§ **TASK REQUIREMENTS**: Write out every line of the material exactly as it appears.

§ **DATASET**:
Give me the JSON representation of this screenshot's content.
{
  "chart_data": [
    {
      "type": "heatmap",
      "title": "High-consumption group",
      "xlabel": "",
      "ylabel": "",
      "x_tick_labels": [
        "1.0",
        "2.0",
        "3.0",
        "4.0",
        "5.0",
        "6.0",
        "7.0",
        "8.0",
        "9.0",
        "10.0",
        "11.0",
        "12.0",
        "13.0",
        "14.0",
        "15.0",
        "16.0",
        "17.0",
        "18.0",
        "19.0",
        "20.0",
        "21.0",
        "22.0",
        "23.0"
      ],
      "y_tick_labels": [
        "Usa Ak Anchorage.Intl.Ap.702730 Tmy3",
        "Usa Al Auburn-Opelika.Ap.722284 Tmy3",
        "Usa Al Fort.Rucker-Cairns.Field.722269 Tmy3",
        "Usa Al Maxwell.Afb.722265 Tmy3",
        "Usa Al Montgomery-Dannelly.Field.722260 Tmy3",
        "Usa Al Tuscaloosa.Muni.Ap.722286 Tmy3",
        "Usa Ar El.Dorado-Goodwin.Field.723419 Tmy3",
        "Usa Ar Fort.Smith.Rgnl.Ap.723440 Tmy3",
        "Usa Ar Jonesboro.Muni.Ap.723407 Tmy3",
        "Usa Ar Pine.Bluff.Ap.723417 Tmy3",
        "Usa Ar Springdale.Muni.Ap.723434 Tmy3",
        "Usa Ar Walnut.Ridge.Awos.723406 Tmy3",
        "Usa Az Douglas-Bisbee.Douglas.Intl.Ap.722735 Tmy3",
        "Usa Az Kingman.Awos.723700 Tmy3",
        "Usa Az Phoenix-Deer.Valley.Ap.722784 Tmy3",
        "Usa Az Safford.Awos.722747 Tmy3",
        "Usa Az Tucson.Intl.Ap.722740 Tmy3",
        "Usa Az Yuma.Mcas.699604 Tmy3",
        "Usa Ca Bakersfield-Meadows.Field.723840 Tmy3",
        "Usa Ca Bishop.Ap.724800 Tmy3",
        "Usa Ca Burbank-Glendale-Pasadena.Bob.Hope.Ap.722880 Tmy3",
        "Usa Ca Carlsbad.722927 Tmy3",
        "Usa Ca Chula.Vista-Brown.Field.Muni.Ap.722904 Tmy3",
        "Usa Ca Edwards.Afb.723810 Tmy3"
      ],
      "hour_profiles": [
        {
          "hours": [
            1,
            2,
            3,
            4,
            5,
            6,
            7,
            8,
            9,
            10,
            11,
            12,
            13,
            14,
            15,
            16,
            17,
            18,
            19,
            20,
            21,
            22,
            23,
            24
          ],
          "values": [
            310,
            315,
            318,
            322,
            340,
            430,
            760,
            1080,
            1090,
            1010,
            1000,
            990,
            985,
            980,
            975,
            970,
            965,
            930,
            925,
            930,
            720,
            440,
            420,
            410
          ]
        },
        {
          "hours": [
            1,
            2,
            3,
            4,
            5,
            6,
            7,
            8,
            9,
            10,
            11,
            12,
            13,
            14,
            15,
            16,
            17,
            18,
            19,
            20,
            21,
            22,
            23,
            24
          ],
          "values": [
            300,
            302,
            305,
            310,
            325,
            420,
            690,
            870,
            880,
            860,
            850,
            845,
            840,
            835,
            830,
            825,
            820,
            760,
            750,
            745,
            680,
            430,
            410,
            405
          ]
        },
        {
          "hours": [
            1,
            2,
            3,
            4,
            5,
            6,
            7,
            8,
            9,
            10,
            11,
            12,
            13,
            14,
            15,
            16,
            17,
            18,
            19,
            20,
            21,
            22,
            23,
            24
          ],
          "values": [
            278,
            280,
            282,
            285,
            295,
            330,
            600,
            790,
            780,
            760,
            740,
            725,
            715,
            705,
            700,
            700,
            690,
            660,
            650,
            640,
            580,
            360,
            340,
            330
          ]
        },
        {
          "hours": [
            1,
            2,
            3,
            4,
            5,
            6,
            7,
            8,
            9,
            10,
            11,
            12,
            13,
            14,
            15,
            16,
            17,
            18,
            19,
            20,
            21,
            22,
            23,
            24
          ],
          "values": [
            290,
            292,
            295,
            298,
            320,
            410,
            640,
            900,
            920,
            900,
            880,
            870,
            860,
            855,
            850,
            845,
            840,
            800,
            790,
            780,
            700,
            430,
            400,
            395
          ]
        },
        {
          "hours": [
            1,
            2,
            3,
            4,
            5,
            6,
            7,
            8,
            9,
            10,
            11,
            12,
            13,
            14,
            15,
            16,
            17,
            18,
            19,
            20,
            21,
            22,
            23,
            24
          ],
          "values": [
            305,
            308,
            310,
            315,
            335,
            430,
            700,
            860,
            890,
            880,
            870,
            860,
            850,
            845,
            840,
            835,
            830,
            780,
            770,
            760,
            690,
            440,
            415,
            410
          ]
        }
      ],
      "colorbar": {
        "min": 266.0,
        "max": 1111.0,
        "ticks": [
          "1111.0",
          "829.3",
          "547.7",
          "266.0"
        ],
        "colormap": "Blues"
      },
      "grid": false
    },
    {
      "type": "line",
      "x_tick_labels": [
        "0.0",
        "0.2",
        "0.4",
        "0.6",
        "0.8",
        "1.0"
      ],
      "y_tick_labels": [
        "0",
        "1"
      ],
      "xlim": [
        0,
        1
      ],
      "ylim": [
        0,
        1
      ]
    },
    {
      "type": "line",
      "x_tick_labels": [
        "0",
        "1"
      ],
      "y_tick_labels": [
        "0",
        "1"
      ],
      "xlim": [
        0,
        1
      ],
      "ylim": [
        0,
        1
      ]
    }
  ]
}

§ **RESPONSE TO THIS TASK**:
Give me the JSON representation of this screenshot's content.
{
  "chart_data": [
    {
      "type": "heatmap",
      "title": "High-consumption group",
      "xlabel": "",
      "ylabel": "",
      "x_tick_labels": [
        "1.0",
        "2.0",
        "3.0",
        "4.0",
        "5.0",
        "6.0",
        "7.0",
        "8.0",
        "9.0",
        "10.0",
        "11.0",
        "12.0",
        "13.0",
        "14.0",
        "15.0",
        "16.0",
        "17.0",
        "18.0",
        "19.0",
        "20.0",
        "21.0",
        "22.0",
        "23.0"
      ],
      "y_tick_labels": [
        "Usa Ak Anchorage.Intl.Ap.702730 Tmy3",
        "Usa Al Auburn-Opelika.Ap.722284 Tmy3",
        "Usa Al Fort.Rucker-Cairns.Field.722269 Tmy3",
        "Usa Al Maxwell.Afb.722265 Tmy3",
        "Usa Al Montgomery-Dannelly.Field.722260 Tmy3",
        "Usa Al Tuscaloosa.Muni.Ap.722286 Tmy3",
        "Usa Ar El.Dorado-Goodwin.Field.723419 Tmy3",
        "Usa Ar Fort.Smith.Rgnl.Ap.723440 Tmy3",
        "Usa Ar Jonesboro.Muni.Ap.723407 Tmy3",
        "Usa Ar Pine.Bluff.Ap.723417 Tmy3",
        "Usa Ar Springdale.Muni.Ap.723434 Tmy3",
        "Usa Ar Walnut.Ridge.Awos.723406 Tmy3",
        "Usa Az Douglas-Bisbee.Douglas.Intl.Ap.722735 Tmy3",
        "Usa Az Kingman.Awos.723700 Tmy3",
        "Usa Az Phoenix-Deer.Valley.Ap.722784 Tmy3",
        "Usa Az Safford.Awos.722747 Tmy3",
        "Usa Az Tucson.Intl.Ap.722740 Tmy3",
        "Usa Az Yuma.Mcas.699604 Tmy3",
        "Usa Ca Bakersfield-Meadows.Field.723840 Tmy3",
        "Usa Ca Bishop.Ap.724800 Tmy3",
        "Usa Ca Burbank-Glendale-Pasadena.Bob.Hope.Ap.722880 Tmy3",
        "Usa Ca Carlsbad.722927 Tmy3",
        "Usa Ca Chula.Vista-Brown.Field.Muni.Ap.722904 Tmy3",
        "Usa Ca Edwards.Afb.723810 Tmy3"
      ],
      "hour_profiles": [
        {
          "hours": [
            1,
            2,
            3,
            4,
            5,
            6,
            7,
            8,
            9,
            10,
            11,
            12,
            13,
            14,
            15,
            16,
            17,
            18,
            19,
            20,
            21,
            22,
            23,
            24
          ],
          "values": [
            310,
            315,
            318,
            322,
            340,
            430,
            760,
            1080,
            1090,
            1010,
            1000,
            990,
            985,
            980,
            975,
            970,
            965,
            930,
            925,
            930,
            720,
            440,
            420,
            410
          ]
        },
        {
          "hours": [
            1,
            2,
            3,
            4,
            5,
            6,
            7,
            8,
            9,
            10,
            11,
            12,
            13,
            14,
            15,
            16,
            17,
            18,
            19,
            20,
            21,
            22,
            23,
            24
          ],
          "values": [
            300,
            302,
            305,
            310,
            325,
            420,
            690,
            870,
            880,
            860,
            850,
            845,
            840,
            835,
            830,
            825,
            820,
            760,
            750,
            745,
            680,
            430,
            410,
            405
          ]
        },
        {
          "hours": [
            1,
            2,
            3,
            4,
            5,
            6,
            7,
            8,
            9,
            10,
            11,
            12,
            13,
            14,
            15,
            16,
            17,
            18,
            19,
            20,
            21,
            22,
            23,
            24
          ],
          "values": [
            278,
            280,
            282,
            285,
            295,
            330,
            600,
            790,
            780,
            760,
            740,
            725,
            715,
            705,
            700,
            700,
            690,
            660,
            650,
            640,
            580,
            360,
            340,
            330
          ]
        },
        {
          "hours": [
            1,
            2,
            3,
            4,
            5,
            6,
            7,
            8,
            9,
            10,
            11,
            12,
            13,
            14,
            15,
            16,
            17,
            18,
            19,
            20,
            21,
            22,
            23,
            24
          ],
          "values": [
            290,
            292,
            295,
            298,
            320,
            410,
            640,
            900,
            920,
            900,
            880,
            870,
            860,
            855,
            850,
            845,
            840,
            800,
            790,
            780,
            700,
            430,
            400,
            395
          ]
        },
        {
          "hours": [
            1,
            2,
            3,
            4,
            5,
            6,
            7,
            8,
            9,
            10,
            11,
            12,
            13,
            14,
            15,
            16,
            17,
            18,
            19,
            20,
            21,
            22,
            23,
            24
          ],
          "values": [
            305,
            308,
            310,
            315,
            335,
            430,
            700,
            860,
            890,
            880,
            870,
            860,
            850,
            845,
            840,
            835,
            830,
            780,
            770,
            760,
            690,
            440,
            415,
            410
          ]
        }
      ],
      "colorbar": {
        "min": 266.0,
        "max": 1111.0,
        "ticks": [
          "1111.0",
          "829.3",
          "547.7",
          "266.0"
        ],
        "colormap": "Blues"
      },
      "grid": false
    },
    {
      "type": "line",
      "x_tick_labels": [
        "0.0",
        "0.2",
        "0.4",
        "0.6",
        "0.8",
        "1.0"
      ],
      "y_tick_labels": [
        "0",
        "1"
      ],
      "xlim": [
        0,
        1
      ],
      "ylim": [
        0,
        1
      ]
    },
    {
      "type": "line",
      "x_tick_labels": [
        "0",
        "1"
      ],
      "y_tick_labels": [
        "0",
        "1"
      ],
      "xlim": [
        0,
        1
      ],
      "ylim": [
        0,
        1
      ]
    }
  ]
}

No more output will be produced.